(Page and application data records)
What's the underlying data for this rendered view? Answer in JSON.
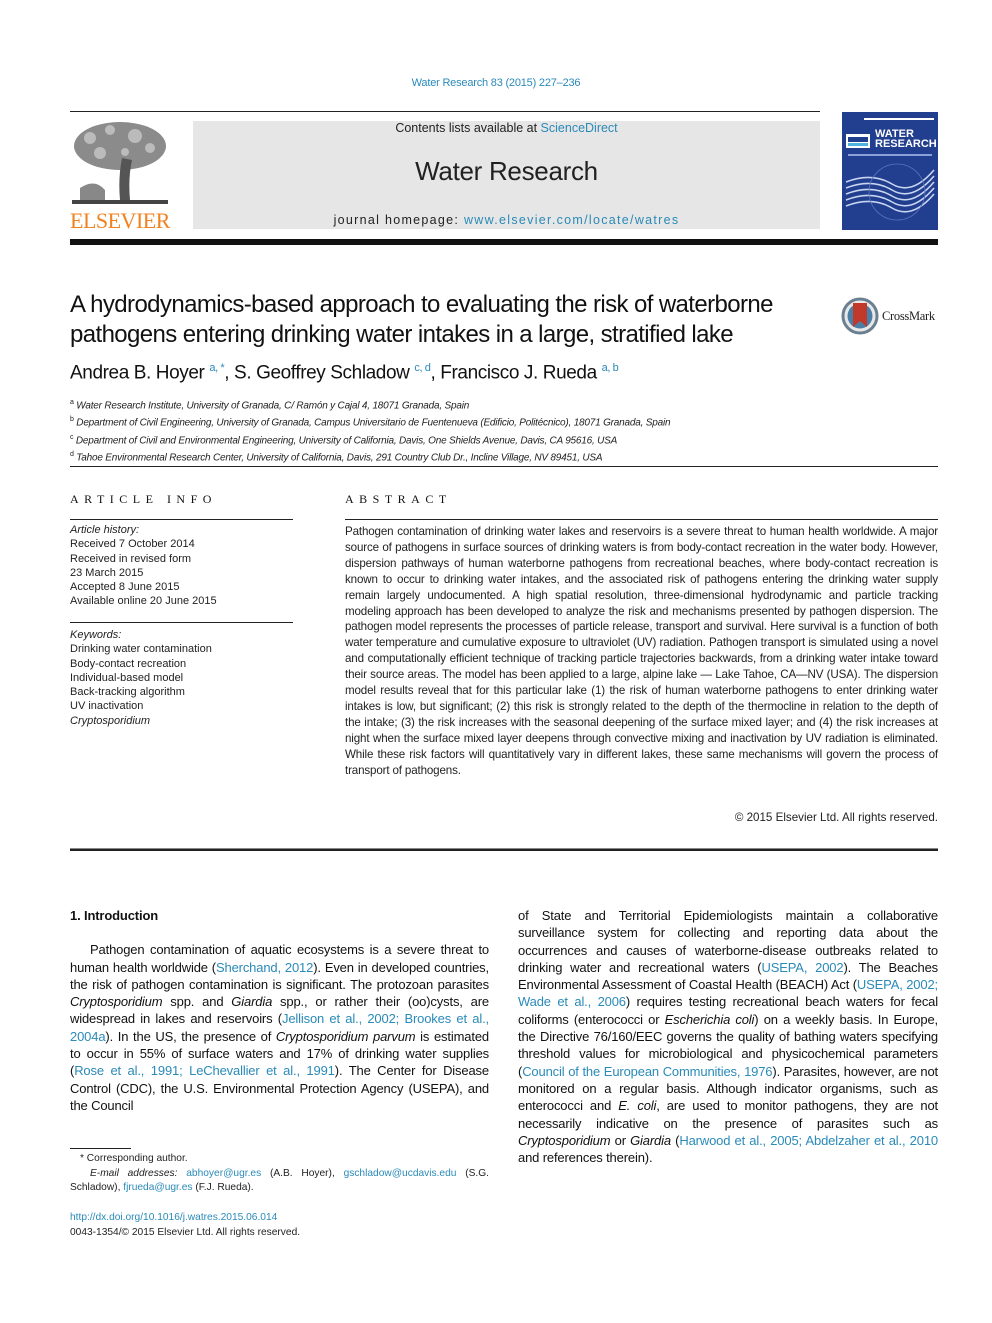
{
  "header": {
    "citation": "Water Research 83 (2015) 227–236",
    "publisher_logo_text": "ELSEVIER",
    "contents_prefix": "Contents lists available at ",
    "contents_link": "ScienceDirect",
    "journal_name": "Water Research",
    "homepage_prefix": "journal homepage: ",
    "homepage_link": "www.elsevier.com/locate/watres",
    "cover_title_line1": "WATER",
    "cover_title_line2": "RESEARCH",
    "crossmark_label": "CrossMark"
  },
  "article": {
    "title_line1": "A hydrodynamics-based approach to evaluating the risk of waterborne",
    "title_line2": "pathogens entering drinking water intakes in a large, stratified lake",
    "authors": [
      {
        "name": "Andrea B. Hoyer",
        "sup": "a, *",
        "sep": ", "
      },
      {
        "name": "S. Geoffrey Schladow",
        "sup": "c, d",
        "sep": ", "
      },
      {
        "name": "Francisco J. Rueda",
        "sup": "a, b",
        "sep": ""
      }
    ],
    "affiliations": [
      {
        "key": "a",
        "text": "Water Research Institute, University of Granada, C/ Ramón y Cajal 4, 18071 Granada, Spain"
      },
      {
        "key": "b",
        "text": "Department of Civil Engineering, University of Granada, Campus Universitario de Fuentenueva (Edificio, Politécnico), 18071 Granada, Spain"
      },
      {
        "key": "c",
        "text": "Department of Civil and Environmental Engineering, University of California, Davis, One Shields Avenue, Davis, CA 95616, USA"
      },
      {
        "key": "d",
        "text": "Tahoe Environmental Research Center, University of California, Davis, 291 Country Club Dr., Incline Village, NV 89451, USA"
      }
    ]
  },
  "article_info": {
    "heading": "ARTICLE INFO",
    "history_label": "Article history:",
    "history": [
      "Received 7 October 2014",
      "Received in revised form",
      "23 March 2015",
      "Accepted 8 June 2015",
      "Available online 20 June 2015"
    ],
    "keywords_label": "Keywords:",
    "keywords": [
      "Drinking water contamination",
      "Body-contact recreation",
      "Individual-based model",
      "Back-tracking algorithm",
      "UV inactivation",
      "Cryptosporidium"
    ]
  },
  "abstract": {
    "heading": "ABSTRACT",
    "text": "Pathogen contamination of drinking water lakes and reservoirs is a severe threat to human health worldwide. A major source of pathogens in surface sources of drinking waters is from body-contact recreation in the water body. However, dispersion pathways of human waterborne pathogens from recreational beaches, where body-contact recreation is known to occur to drinking water intakes, and the associated risk of pathogens entering the drinking water supply remain largely undocumented. A high spatial resolution, three-dimensional hydrodynamic and particle tracking modeling approach has been developed to analyze the risk and mechanisms presented by pathogen dispersion. The pathogen model represents the processes of particle release, transport and survival. Here survival is a function of both water temperature and cumulative exposure to ultraviolet (UV) radiation. Pathogen transport is simulated using a novel and computationally efficient technique of tracking particle trajectories back­wards, from a drinking water intake toward their source areas. The model has been applied to a large, alpine lake — Lake Tahoe, CA—NV (USA). The dispersion model results reveal that for this particular lake (1) the risk of human waterborne pathogens to enter drinking water intakes is low, but significant; (2) this risk is strongly related to the depth of the thermocline in relation to the depth of the intake; (3) the risk increases with the seasonal deepening of the surface mixed layer; and (4) the risk increases at night when the surface mixed layer deepens through convective mixing and inactivation by UV radiation is eliminated. While these risk factors will quantitatively vary in different lakes, these same mechanisms will govern the process of transport of pathogens.",
    "copyright": "© 2015 Elsevier Ltd. All rights reserved."
  },
  "body": {
    "intro_heading": "1.  Introduction",
    "left": {
      "p1": "Pathogen contamination of aquatic ecosystems is a severe threat to human health worldwide (",
      "l1": "Sherchand, 2012",
      "p2": "). Even in developed countries, the risk of pathogen contamination is significant. The protozoan parasites ",
      "i1": "Cryptosporidium",
      "p3": " spp. and ",
      "i2": "Giardia",
      "p4": " spp., or rather their (oo)cysts, are widespread in lakes and reservoirs (",
      "l2": "Jellison et al., 2002; Brookes et al., 2004a",
      "p5": "). In the US, the presence of ",
      "i3": "Cryptosporidium parvum",
      "p6": " is estimated to occur in 55% of surface waters and 17% of drinking water supplies (",
      "l3": "Rose et al., 1991; LeChevallier et al., 1991",
      "p7": "). The Center for Disease Control (CDC), the U.S. Environmental Protection Agency (USEPA), and the Council"
    },
    "right": {
      "p1": "of State and Territorial Epidemiologists maintain a collaborative surveillance system for collecting and reporting data about the occurrences and causes of waterborne-disease outbreaks related to drinking water and recreational waters (",
      "l1": "USEPA, 2002",
      "p2": "). The Beaches Environmental Assessment of Coastal Health (BEACH) Act (",
      "l2": "USEPA, 2002; Wade et al., 2006",
      "p3": ") requires testing recreational beach wa­ters for fecal coliforms (enterococci or ",
      "i1": "Escherichia coli",
      "p4": ") on a weekly basis. In Europe, the Directive 76/160/EEC governs the quality of bathing waters specifying threshold values for microbiological and physicochemical parameters (",
      "l3": "Council of the European Communities, 1976",
      "p5": "). Parasites, however, are not monitored on a regular basis. Although indicator organisms, such as enterococci and ",
      "i2": "E. coli",
      "p6": ", are used to monitor pathogens, they are not necessarily indicative on the presence of parasites such as ",
      "i3": "Cryptosporidium",
      "p7": " or ",
      "i4": "Giardia",
      "p8": " (",
      "l4": "Harwood et al., 2005; Abdelzaher et al., 2010",
      "p9": " and refer­ences therein)."
    }
  },
  "footnotes": {
    "corresponding": "* Corresponding author.",
    "email_label": "E-mail addresses:",
    "emails": [
      {
        "address": "abhoyer@ugr.es",
        "owner": " (A.B. Hoyer), "
      },
      {
        "address": "gschladow@ucdavis.edu",
        "owner": " (S.G. Schladow), "
      },
      {
        "address": "fjrueda@ugr.es",
        "owner": " (F.J. Rueda)."
      }
    ],
    "doi": "http://dx.doi.org/10.1016/j.watres.2015.06.014",
    "issn": "0043-1354/© 2015 Elsevier Ltd. All rights reserved."
  },
  "colors": {
    "link": "#2a8ab8",
    "elsevier_orange": "#f08220",
    "cover_blue": "#213e8f",
    "masthead_gray": "#e6e6e6"
  }
}
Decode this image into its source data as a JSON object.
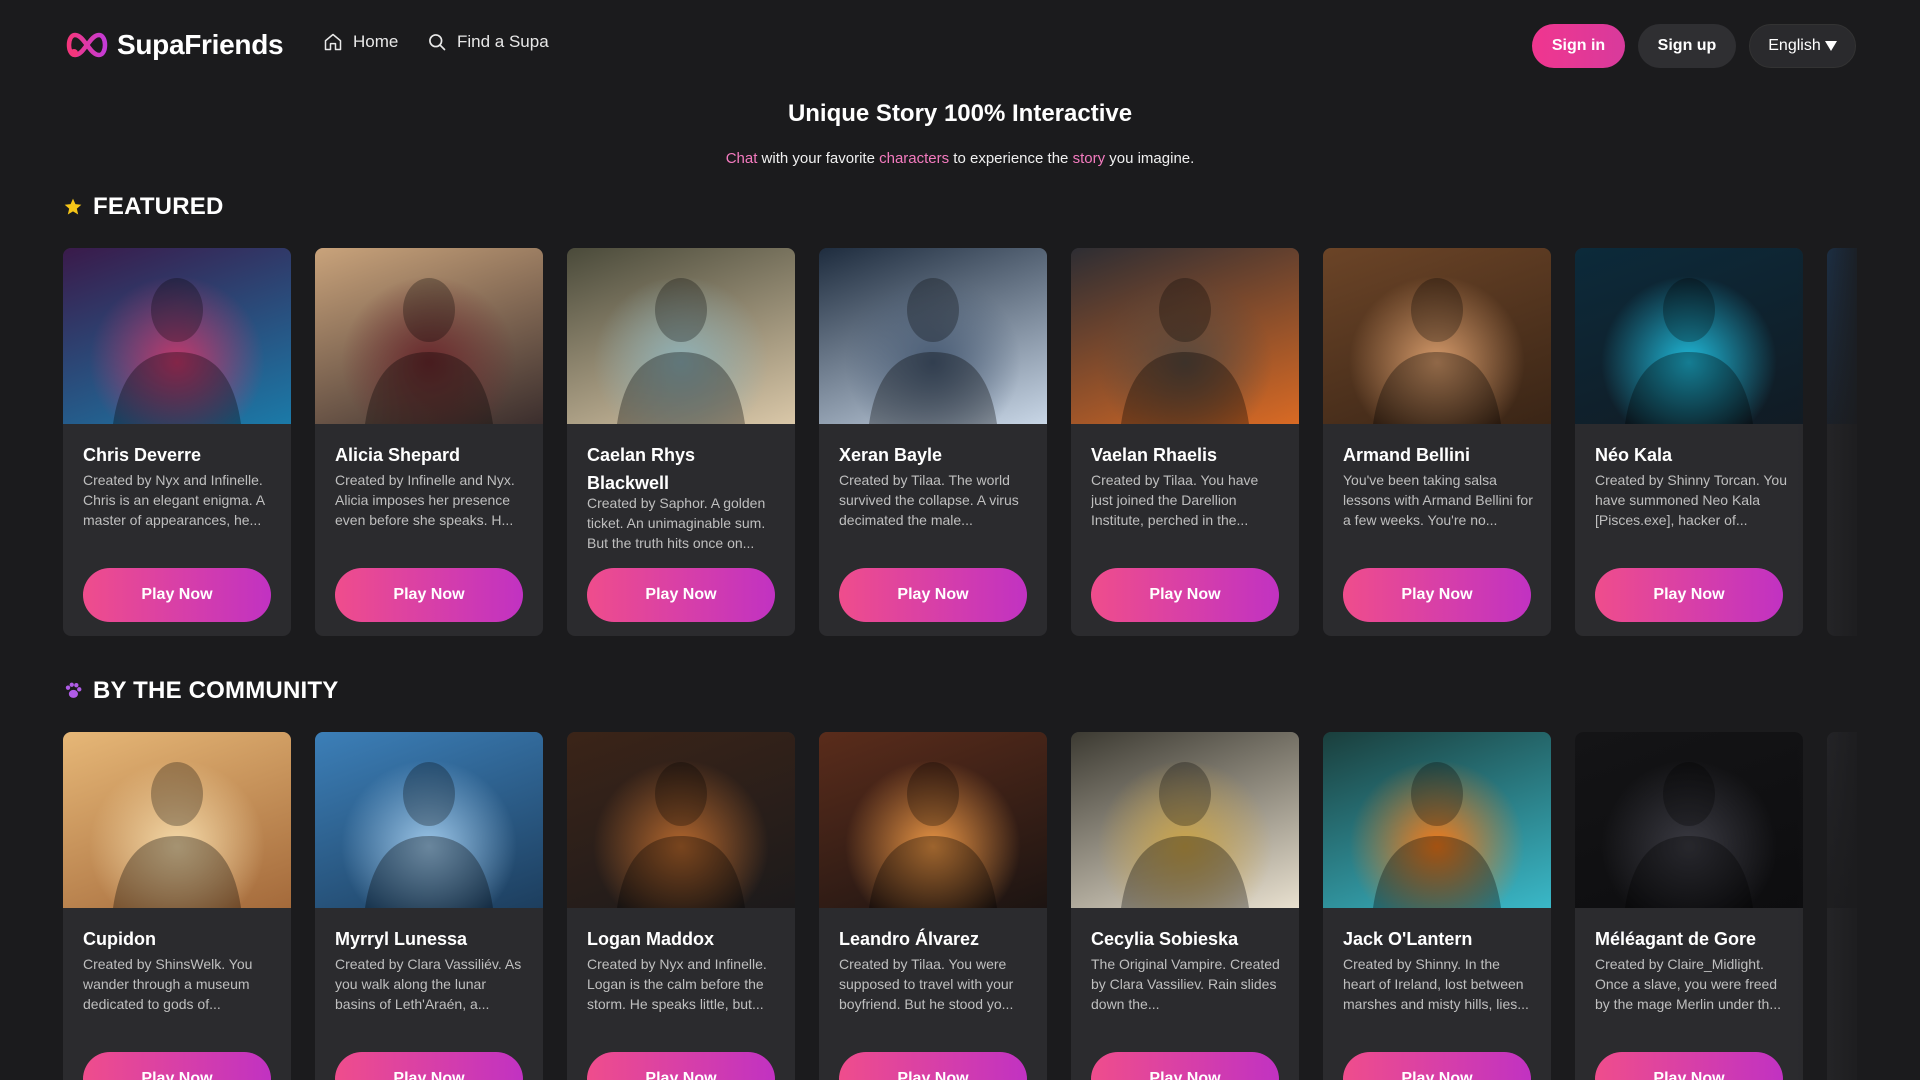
{
  "app": {
    "name": "SupaFriends"
  },
  "nav": {
    "home": "Home",
    "find": "Find a Supa",
    "sign_in": "Sign in",
    "sign_up": "Sign up",
    "language": "English"
  },
  "hero": {
    "title": "Unique Story 100% Interactive",
    "sub_1": "Chat",
    "sub_2": " with your favorite ",
    "sub_3": "characters",
    "sub_4": " to experience the ",
    "sub_5": "story",
    "sub_6": " you imagine."
  },
  "featured": {
    "title": "FEATURED",
    "cards": [
      {
        "name": "Chris Deverre",
        "desc": "Created by Nyx and Infinelle. Chris is an elegant enigma. A master of appearances, he...",
        "play": "Play Now",
        "colors": [
          "#3a1a4a",
          "#c2386b",
          "#1b7aa8"
        ]
      },
      {
        "name": "Alicia Shepard",
        "desc": "Created by Infinelle and Nyx. Alicia imposes her presence even before she speaks. H...",
        "play": "Play Now",
        "colors": [
          "#c9a37b",
          "#6b2a2e",
          "#3b2e2d"
        ]
      },
      {
        "name": "Caelan Rhys Blackwell",
        "desc": "Created by Saphor. A golden ticket. An unimaginable sum. But the truth hits once on...",
        "play": "Play Now",
        "colors": [
          "#4a4a3a",
          "#8fb0b5",
          "#d9c7a8"
        ]
      },
      {
        "name": "Xeran Bayle",
        "desc": "Created by Tilaa. The world survived the collapse. A virus decimated the male...",
        "play": "Play Now",
        "colors": [
          "#1e2c3e",
          "#4a5d76",
          "#c8d6e6"
        ]
      },
      {
        "name": "Vaelan Rhaelis",
        "desc": "Created by Tilaa. You have just joined the Darellion Institute, perched in the...",
        "play": "Play Now",
        "colors": [
          "#2d2d33",
          "#5a4a3e",
          "#d96a24"
        ]
      },
      {
        "name": "Armand Bellini",
        "desc": "You've been taking salsa lessons with Armand Bellini for a few weeks. You're no...",
        "play": "Play Now",
        "colors": [
          "#6b4427",
          "#d59a6a",
          "#3a2516"
        ]
      },
      {
        "name": "Néo Kala",
        "desc": "Created by Shinny Torcan. You have summoned Neo Kala [Pisces.exe], hacker of...",
        "play": "Play Now",
        "colors": [
          "#0c2a3a",
          "#1fb8d8",
          "#111b24"
        ]
      },
      {
        "name": "",
        "desc": "",
        "play": "",
        "colors": [
          "#1c3c5e",
          "#2a5a80",
          "#1b1b1d"
        ]
      }
    ]
  },
  "community": {
    "title": "BY THE COMMUNITY",
    "cards": [
      {
        "name": "Cupidon",
        "desc": "Created by ShinsWelk. You wander through a museum dedicated to gods of...",
        "play": "Play Now",
        "colors": [
          "#e6b777",
          "#f4d9a8",
          "#a46a3b"
        ]
      },
      {
        "name": "Myrryl Lunessa",
        "desc": "Created by Clara Vassiliév. As you walk along the lunar basins of Leth'Araén, a...",
        "play": "Play Now",
        "colors": [
          "#3c7fb8",
          "#9cc6e8",
          "#1d3e5e"
        ]
      },
      {
        "name": "Logan Maddox",
        "desc": "Created by Nyx and Infinelle. Logan is the calm before the storm. He speaks little, but...",
        "play": "Play Now",
        "colors": [
          "#3b2418",
          "#b2662d",
          "#1c1a1b"
        ]
      },
      {
        "name": "Leandro Álvarez",
        "desc": "Created by Tilaa. You were supposed to travel with your boyfriend. But he stood yo...",
        "play": "Play Now",
        "colors": [
          "#5a2c1b",
          "#e89444",
          "#1c1412"
        ]
      },
      {
        "name": "Cecylia Sobieska",
        "desc": "The Original Vampire. Created by Clara Vassiliev. Rain slides down the...",
        "play": "Play Now",
        "colors": [
          "#3c3a32",
          "#c9a34a",
          "#e8e0cf"
        ]
      },
      {
        "name": "Jack O'Lantern",
        "desc": "Created by Shinny. In the heart of Ireland, lost between marshes and misty hills, lies...",
        "play": "Play Now",
        "colors": [
          "#1a3e3c",
          "#f27a1a",
          "#3ab8c8"
        ]
      },
      {
        "name": "Méléagant de Gore",
        "desc": "Created by Claire_Midlight. Once a slave, you were freed by the mage Merlin under th...",
        "play": "Play Now",
        "colors": [
          "#141416",
          "#3a3a42",
          "#0d0d0f"
        ]
      },
      {
        "name": "",
        "desc": "",
        "play": "",
        "colors": [
          "#2a2a2e",
          "#3a3a3e",
          "#1b1b1d"
        ]
      }
    ]
  }
}
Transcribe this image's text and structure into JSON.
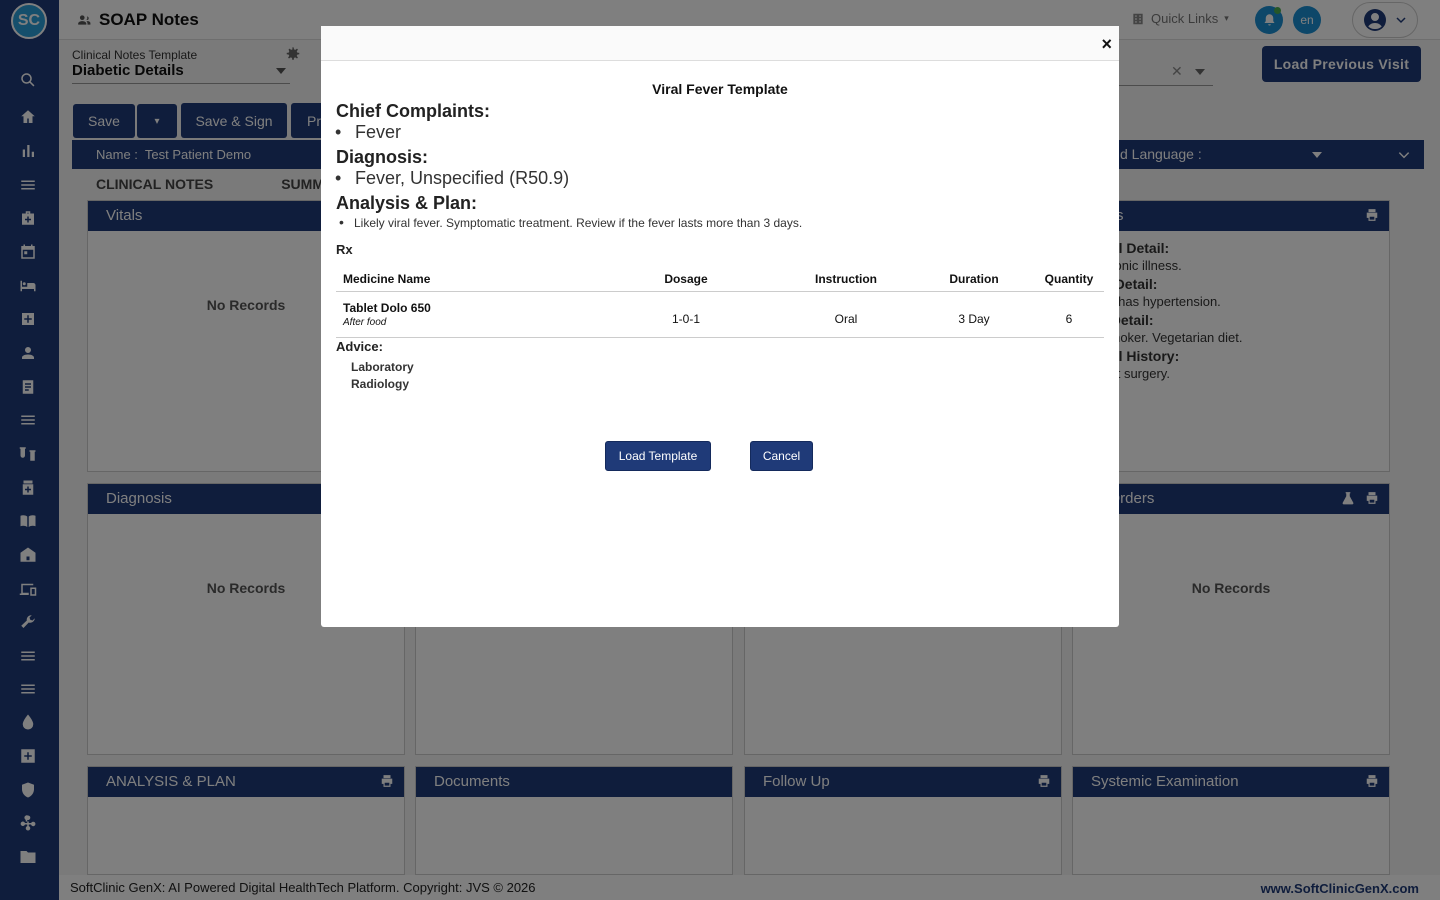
{
  "app": {
    "logo_text": "SC",
    "title": "SOAP Notes"
  },
  "topbar": {
    "quick_links": "Quick Links",
    "lang": "en"
  },
  "template_picker": {
    "label": "Clinical Notes Template",
    "value": "Diabetic Details"
  },
  "toolbar": {
    "save": "Save",
    "save_sign": "Save & Sign",
    "print_partial": "Pr",
    "load_previous": "Load Previous Visit"
  },
  "patient": {
    "name_label": "Name :",
    "name": "Test Patient Demo",
    "language_label": "d Language :"
  },
  "tabs": [
    "CLINICAL NOTES",
    "SUMM"
  ],
  "cards": {
    "vitals": {
      "title": "Vitals",
      "empty": "No Records"
    },
    "histories": {
      "title": "ories",
      "items": [
        {
          "head": "cal Detail:",
          "text": "hronic illness."
        },
        {
          "head": "y Detail:",
          "text": "er has hypertension."
        },
        {
          "head": "l Detail:",
          "text": "smoker. Vegetarian diet."
        },
        {
          "head": "cal History:",
          "text": "ast surgery."
        }
      ]
    },
    "diagnosis": {
      "title": "Diagnosis",
      "empty": "No Records"
    },
    "orders": {
      "title": "er Orders",
      "empty": "No Records"
    },
    "analysis": {
      "title": "ANALYSIS & PLAN"
    },
    "documents": {
      "title": "Documents"
    },
    "followup": {
      "title": "Follow Up"
    },
    "systemic": {
      "title": "Systemic Examination"
    }
  },
  "footer": {
    "left": "SoftClinic GenX: AI Powered Digital HealthTech Platform. Copyright: JVS © 2026",
    "right": "www.SoftClinicGenX.com"
  },
  "modal": {
    "close": "×",
    "title": "Viral Fever Template",
    "chief_complaints_head": "Chief Complaints:",
    "chief_complaints": [
      "Fever"
    ],
    "diagnosis_head": "Diagnosis:",
    "diagnosis": [
      "Fever, Unspecified (R50.9)"
    ],
    "plan_head": "Analysis & Plan:",
    "plan": [
      "Likely viral fever. Symptomatic treatment. Review if the fever lasts more than 3 days."
    ],
    "rx_label": "Rx",
    "rx_columns": {
      "name": "Medicine Name",
      "dosage": "Dosage",
      "instruction": "Instruction",
      "duration": "Duration",
      "quantity": "Quantity"
    },
    "rx_rows": [
      {
        "name": "Tablet Dolo 650",
        "note": "After food",
        "dosage": "1-0-1",
        "instruction": "Oral",
        "duration": "3 Day",
        "quantity": "6"
      }
    ],
    "advice_head": "Advice:",
    "advice": [
      "Laboratory",
      "Radiology"
    ],
    "load_button": "Load Template",
    "cancel_button": "Cancel"
  }
}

> [WORK INSTRUCTION]
What lines above contain the string "such"? Copy all of them.

> [RESULT BELOW]
      "p5": "). Parasites, however, are not monitored on a regular basis. Although indicator organisms, such as enterococci and ",
      "p6": ", are used to monitor pathogens, they are not necessarily indicative on the presence of parasites such as ",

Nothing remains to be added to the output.